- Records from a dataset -
* * *
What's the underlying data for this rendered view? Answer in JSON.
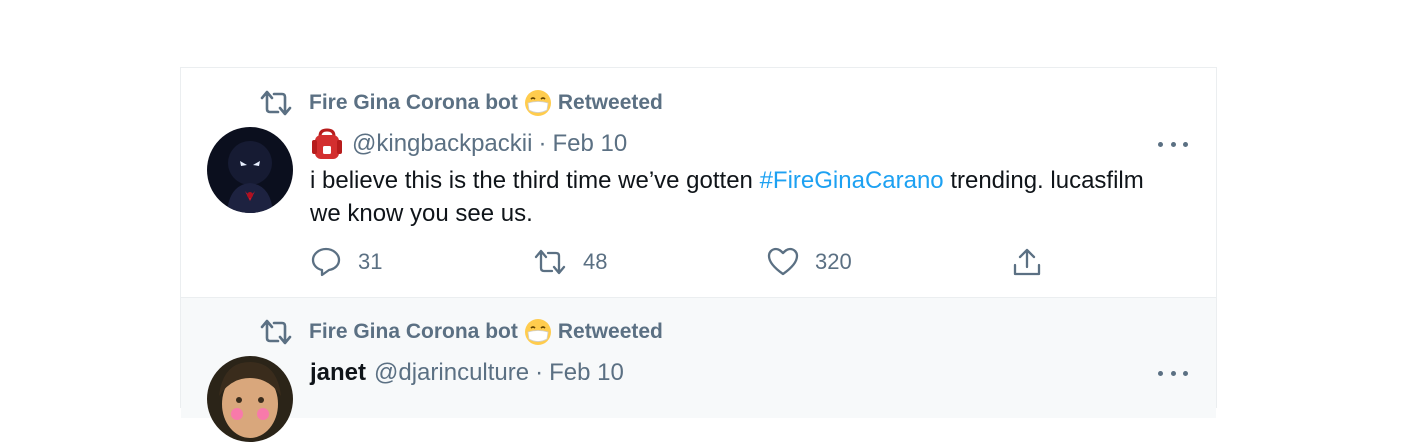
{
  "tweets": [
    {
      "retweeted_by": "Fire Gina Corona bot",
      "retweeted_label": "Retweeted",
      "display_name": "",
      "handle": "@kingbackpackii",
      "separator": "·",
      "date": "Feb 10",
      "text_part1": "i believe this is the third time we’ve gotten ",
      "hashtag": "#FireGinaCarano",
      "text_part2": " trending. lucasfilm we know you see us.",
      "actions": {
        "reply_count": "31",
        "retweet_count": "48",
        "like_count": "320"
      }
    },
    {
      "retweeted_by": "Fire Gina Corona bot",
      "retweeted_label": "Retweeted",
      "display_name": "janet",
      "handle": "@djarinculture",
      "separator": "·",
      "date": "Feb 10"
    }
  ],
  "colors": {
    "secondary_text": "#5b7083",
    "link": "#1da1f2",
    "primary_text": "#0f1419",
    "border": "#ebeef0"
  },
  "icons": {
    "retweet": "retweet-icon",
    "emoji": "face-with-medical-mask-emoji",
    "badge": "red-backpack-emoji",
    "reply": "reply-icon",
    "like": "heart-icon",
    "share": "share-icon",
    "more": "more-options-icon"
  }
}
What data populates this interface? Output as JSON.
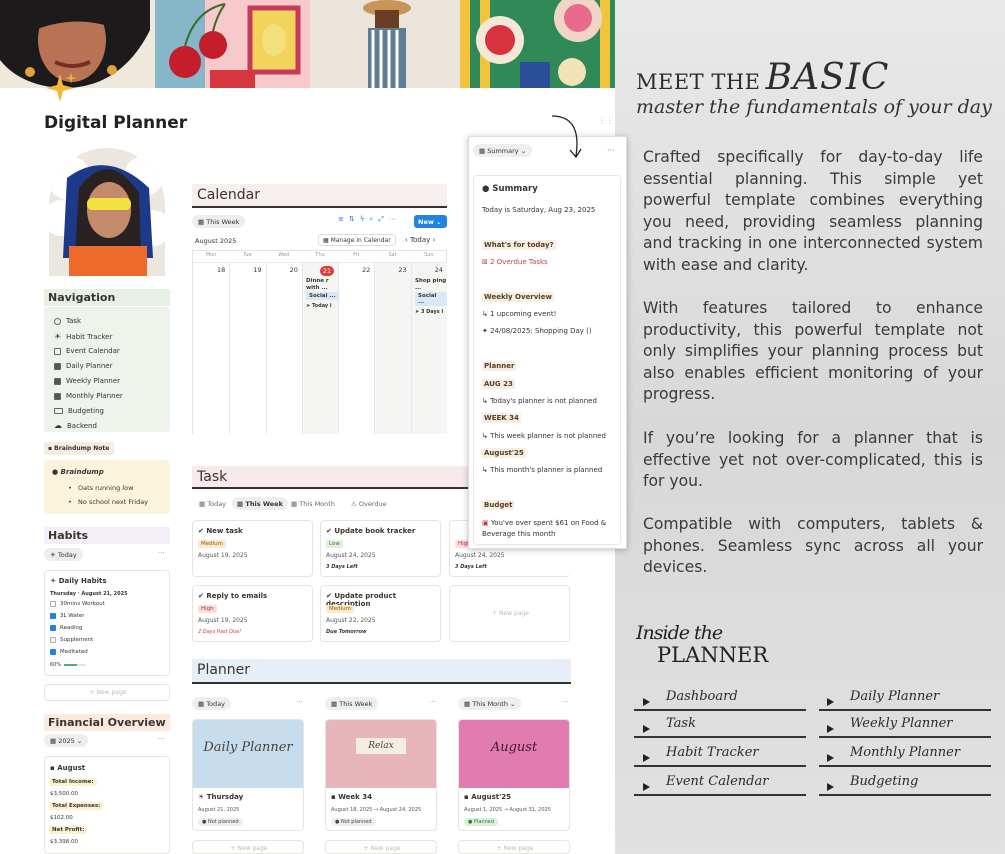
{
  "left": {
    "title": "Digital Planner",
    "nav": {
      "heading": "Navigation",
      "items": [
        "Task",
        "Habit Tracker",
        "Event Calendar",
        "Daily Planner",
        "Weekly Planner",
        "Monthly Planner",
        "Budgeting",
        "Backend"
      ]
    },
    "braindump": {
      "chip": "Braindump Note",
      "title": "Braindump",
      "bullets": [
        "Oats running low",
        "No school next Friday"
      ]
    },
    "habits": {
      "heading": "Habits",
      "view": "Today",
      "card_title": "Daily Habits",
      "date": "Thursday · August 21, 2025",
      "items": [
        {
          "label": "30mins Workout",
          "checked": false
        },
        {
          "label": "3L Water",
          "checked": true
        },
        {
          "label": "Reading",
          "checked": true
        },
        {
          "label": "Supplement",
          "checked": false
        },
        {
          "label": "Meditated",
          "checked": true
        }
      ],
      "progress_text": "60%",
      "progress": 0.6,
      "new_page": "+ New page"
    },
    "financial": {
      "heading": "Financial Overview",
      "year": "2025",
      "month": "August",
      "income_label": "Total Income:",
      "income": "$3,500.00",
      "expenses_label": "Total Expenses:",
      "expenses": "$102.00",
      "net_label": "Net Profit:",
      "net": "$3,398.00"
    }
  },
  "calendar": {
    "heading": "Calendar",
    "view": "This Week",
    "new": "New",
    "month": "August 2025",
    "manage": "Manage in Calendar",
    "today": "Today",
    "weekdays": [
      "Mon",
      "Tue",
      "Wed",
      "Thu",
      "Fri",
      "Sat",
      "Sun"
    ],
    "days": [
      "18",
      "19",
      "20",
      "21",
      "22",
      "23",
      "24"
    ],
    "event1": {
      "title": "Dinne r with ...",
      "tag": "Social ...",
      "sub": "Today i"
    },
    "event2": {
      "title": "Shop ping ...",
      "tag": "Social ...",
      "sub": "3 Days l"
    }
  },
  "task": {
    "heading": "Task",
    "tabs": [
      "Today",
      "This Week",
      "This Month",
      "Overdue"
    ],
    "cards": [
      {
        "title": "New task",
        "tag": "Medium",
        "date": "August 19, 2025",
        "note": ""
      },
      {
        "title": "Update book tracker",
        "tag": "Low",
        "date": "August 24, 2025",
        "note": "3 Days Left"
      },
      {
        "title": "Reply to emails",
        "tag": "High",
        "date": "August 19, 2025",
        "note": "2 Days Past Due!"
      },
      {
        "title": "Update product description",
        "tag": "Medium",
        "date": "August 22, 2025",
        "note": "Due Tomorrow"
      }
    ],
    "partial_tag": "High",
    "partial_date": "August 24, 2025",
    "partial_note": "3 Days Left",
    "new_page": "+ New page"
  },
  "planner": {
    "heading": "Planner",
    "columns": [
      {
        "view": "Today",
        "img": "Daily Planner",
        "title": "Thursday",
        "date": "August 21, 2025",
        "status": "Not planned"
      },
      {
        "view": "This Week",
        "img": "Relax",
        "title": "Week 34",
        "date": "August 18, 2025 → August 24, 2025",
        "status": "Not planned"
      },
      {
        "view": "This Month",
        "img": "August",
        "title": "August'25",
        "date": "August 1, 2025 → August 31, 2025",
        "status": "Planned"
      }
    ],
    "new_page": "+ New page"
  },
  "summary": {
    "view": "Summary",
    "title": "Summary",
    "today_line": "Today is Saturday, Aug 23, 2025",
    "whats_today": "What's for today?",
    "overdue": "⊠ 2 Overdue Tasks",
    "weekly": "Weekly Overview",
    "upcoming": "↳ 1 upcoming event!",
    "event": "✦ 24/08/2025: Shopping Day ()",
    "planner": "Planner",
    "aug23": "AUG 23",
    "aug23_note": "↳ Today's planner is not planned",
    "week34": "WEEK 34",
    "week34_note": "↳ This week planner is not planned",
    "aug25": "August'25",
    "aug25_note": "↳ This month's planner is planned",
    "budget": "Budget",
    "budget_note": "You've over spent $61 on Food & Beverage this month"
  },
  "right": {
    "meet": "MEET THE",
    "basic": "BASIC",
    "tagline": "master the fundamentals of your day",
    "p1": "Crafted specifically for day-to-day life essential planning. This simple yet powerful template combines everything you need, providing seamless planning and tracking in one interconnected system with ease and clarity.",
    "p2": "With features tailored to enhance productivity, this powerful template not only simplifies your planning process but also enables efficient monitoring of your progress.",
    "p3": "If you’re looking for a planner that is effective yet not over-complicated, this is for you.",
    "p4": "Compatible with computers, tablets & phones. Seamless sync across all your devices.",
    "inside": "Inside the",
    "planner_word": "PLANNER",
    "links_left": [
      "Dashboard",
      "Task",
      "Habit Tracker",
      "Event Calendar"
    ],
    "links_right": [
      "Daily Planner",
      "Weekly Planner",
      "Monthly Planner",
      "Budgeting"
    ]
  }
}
* * *
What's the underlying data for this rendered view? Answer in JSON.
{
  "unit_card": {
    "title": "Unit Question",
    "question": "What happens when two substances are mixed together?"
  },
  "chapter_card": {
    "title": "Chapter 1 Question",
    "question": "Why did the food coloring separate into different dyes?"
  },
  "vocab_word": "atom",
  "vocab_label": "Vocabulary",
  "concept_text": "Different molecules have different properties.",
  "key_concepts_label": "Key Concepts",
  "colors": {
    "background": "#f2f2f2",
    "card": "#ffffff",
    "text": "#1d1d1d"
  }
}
* * *
- YOUR OBJECTIVE -
Keep only those lines of the records that hold "heading", and return them.

- FINISHED EXERCISE -
      "heading": "Navigation",
      "heading": "Habits",
      "heading": "Financial Overview",
    "heading": "Calendar",
    "heading": "Task",
    "heading": "Planner",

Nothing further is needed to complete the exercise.